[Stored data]
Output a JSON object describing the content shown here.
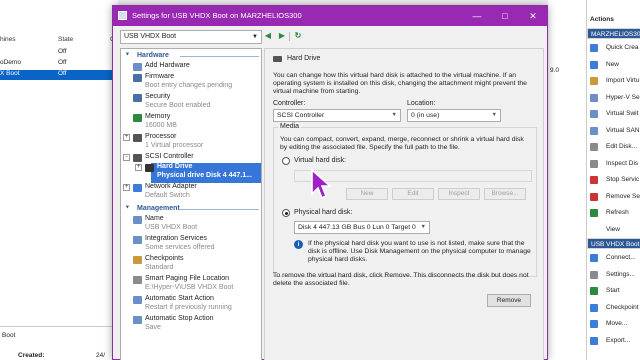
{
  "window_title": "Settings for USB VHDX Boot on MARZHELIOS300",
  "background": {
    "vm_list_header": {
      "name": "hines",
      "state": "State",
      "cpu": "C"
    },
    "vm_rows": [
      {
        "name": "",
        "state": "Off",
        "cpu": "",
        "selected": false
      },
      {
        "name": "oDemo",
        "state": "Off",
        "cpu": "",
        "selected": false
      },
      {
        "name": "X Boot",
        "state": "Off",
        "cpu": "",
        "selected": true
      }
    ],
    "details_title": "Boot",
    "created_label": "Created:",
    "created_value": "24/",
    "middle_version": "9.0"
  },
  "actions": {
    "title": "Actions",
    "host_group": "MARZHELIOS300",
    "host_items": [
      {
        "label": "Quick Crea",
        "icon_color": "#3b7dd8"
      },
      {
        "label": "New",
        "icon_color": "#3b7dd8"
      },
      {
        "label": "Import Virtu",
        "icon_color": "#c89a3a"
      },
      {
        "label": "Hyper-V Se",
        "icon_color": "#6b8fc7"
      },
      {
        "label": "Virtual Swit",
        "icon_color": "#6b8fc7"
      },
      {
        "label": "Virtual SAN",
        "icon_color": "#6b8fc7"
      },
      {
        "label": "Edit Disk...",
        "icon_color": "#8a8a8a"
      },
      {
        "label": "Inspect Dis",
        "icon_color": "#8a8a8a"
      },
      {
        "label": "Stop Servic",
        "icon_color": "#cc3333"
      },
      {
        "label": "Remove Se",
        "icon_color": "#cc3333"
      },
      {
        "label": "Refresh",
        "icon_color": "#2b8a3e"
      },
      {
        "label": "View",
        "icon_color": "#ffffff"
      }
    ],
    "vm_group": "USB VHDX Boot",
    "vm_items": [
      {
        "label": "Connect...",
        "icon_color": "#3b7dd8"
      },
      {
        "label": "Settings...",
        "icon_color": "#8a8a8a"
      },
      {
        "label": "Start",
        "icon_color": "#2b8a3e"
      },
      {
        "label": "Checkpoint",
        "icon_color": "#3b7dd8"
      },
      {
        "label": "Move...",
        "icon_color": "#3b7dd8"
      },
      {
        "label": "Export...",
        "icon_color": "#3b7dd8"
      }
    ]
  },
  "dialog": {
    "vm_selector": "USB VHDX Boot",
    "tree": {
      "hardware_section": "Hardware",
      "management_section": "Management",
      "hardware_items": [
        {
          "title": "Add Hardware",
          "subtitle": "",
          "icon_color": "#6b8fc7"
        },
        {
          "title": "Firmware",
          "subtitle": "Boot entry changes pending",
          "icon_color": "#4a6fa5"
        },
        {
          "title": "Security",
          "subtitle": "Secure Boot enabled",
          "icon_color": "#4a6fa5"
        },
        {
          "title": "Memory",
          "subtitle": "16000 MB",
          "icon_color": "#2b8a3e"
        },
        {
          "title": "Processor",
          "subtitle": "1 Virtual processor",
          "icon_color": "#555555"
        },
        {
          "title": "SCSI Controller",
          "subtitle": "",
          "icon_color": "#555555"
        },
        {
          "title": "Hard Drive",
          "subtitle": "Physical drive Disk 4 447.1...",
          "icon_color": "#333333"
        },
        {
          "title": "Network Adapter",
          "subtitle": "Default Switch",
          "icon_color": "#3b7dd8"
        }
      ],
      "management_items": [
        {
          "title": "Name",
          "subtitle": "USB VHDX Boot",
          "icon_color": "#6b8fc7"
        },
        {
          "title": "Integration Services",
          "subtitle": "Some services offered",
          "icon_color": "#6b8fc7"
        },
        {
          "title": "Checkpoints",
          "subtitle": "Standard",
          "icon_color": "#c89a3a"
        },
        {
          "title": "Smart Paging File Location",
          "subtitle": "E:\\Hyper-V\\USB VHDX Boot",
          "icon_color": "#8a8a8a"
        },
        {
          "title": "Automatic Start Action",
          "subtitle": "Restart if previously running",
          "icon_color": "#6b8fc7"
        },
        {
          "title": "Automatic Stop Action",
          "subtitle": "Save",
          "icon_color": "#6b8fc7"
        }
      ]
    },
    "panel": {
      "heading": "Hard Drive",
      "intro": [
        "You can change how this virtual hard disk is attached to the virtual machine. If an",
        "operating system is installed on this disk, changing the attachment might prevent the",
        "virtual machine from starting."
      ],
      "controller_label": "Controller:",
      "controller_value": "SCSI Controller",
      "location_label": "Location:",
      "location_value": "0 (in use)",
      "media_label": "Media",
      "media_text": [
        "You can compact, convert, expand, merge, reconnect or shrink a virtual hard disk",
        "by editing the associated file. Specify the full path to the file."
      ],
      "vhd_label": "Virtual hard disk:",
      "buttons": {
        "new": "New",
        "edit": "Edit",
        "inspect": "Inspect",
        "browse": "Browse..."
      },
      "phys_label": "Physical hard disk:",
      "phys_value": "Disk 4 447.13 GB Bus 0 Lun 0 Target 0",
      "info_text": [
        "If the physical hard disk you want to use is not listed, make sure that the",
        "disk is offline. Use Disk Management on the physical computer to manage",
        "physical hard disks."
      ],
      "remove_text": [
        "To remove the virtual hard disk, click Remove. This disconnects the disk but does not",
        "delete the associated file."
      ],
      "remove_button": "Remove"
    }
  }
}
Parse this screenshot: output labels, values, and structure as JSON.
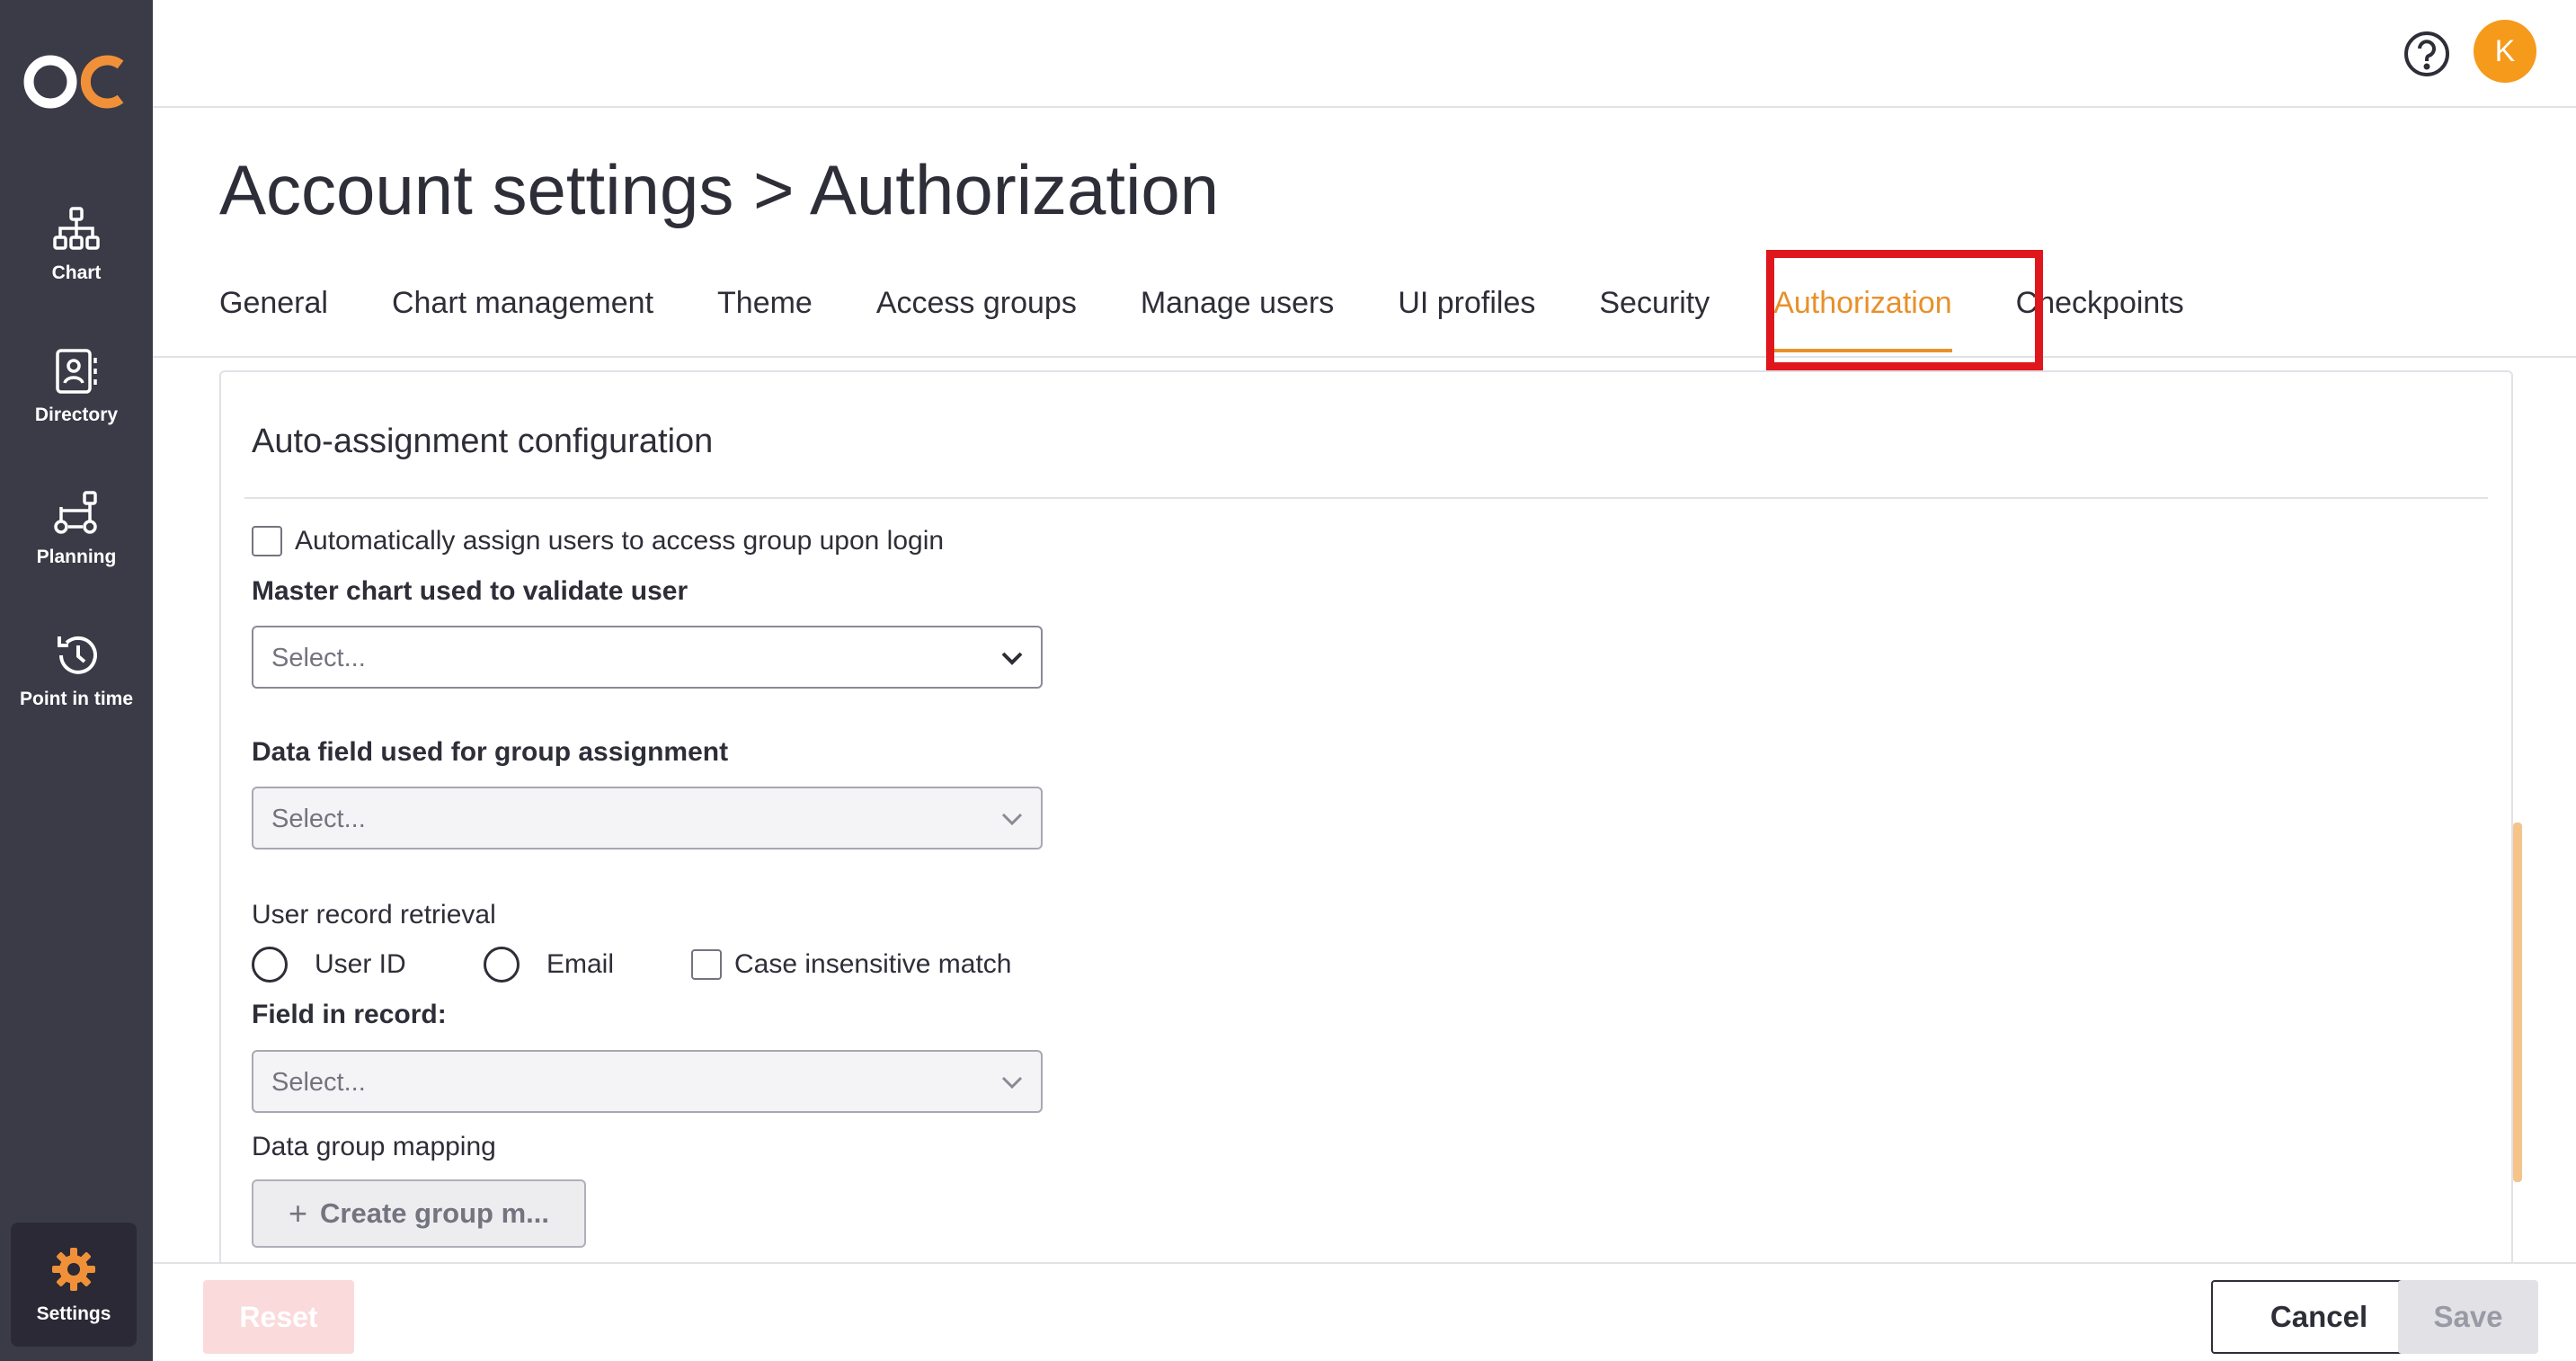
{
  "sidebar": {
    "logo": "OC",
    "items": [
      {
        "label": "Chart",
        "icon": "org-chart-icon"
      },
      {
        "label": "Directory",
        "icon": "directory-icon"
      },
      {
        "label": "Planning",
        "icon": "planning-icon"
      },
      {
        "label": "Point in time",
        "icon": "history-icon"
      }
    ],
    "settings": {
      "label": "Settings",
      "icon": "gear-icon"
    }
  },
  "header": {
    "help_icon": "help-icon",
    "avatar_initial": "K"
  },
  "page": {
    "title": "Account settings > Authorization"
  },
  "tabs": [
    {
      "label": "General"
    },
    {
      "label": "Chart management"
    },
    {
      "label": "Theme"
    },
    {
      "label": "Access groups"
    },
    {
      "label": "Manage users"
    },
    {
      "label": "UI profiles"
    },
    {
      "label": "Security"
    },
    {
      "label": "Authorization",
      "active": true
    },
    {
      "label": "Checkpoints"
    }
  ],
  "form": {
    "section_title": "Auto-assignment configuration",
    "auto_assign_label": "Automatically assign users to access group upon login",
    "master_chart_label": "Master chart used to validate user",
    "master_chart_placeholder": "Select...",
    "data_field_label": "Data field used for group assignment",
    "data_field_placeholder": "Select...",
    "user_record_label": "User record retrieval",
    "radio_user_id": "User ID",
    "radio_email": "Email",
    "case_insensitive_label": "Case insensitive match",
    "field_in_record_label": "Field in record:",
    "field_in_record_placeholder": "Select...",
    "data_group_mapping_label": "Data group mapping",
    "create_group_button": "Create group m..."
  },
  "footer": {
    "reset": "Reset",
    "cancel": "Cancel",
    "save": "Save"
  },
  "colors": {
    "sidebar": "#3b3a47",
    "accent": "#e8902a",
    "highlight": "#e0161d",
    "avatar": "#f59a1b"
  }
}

...

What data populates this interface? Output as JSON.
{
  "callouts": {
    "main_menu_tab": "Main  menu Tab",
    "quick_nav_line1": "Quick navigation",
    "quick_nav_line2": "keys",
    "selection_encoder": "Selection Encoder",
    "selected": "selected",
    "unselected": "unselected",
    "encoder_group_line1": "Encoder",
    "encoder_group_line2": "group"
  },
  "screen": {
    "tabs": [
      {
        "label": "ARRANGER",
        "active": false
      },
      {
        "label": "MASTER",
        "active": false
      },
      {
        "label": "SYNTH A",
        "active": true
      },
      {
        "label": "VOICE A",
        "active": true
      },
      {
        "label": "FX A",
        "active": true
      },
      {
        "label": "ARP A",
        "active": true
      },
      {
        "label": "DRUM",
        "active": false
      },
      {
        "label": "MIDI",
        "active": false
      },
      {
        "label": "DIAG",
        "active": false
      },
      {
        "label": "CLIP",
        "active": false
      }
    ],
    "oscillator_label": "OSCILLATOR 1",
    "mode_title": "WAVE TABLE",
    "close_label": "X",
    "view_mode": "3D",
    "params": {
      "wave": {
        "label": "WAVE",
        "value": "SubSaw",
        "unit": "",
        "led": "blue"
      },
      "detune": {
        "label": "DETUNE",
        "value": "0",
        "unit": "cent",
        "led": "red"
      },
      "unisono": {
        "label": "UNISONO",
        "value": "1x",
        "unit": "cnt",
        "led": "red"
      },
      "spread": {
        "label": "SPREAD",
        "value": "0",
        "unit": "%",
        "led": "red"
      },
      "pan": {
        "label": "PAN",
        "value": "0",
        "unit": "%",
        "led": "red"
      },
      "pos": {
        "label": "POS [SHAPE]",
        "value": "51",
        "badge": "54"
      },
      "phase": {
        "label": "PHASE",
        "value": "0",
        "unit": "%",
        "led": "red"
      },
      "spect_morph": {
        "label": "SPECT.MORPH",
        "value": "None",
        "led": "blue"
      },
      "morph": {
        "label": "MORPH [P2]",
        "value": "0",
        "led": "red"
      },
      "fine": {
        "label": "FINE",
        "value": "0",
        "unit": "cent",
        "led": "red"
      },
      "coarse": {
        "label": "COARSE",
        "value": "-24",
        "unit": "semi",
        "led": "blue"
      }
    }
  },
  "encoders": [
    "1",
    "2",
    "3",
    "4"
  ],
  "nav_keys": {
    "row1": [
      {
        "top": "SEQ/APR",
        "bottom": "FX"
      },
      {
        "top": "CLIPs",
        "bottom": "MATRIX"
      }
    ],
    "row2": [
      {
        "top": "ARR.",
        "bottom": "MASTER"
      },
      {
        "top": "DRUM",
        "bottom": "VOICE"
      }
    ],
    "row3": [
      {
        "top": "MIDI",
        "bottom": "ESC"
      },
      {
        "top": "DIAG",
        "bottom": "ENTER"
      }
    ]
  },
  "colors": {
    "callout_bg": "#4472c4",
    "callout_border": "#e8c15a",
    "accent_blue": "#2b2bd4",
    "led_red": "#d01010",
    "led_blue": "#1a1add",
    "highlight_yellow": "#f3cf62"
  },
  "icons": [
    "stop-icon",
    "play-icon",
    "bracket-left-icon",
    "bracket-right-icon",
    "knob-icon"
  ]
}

■ **What the task requires**: Above are the records. Identify each line that contains the word "Boot".

■ **Response below**:
  "window_title": "Settings for USB VHDX Boot on MARZHELIOS300",
        "name": "X Boot",
    "details_title": "Boot",
    "vm_group": "USB VHDX Boot",
    "vm_selector": "USB VHDX Boot",
          "subtitle": "Boot entry changes pending",
          "subtitle": "Secure Boot enabled",
          "subtitle": "USB VHDX Boot",
          "subtitle": "E:\\Hyper-V\\USB VHDX Boot",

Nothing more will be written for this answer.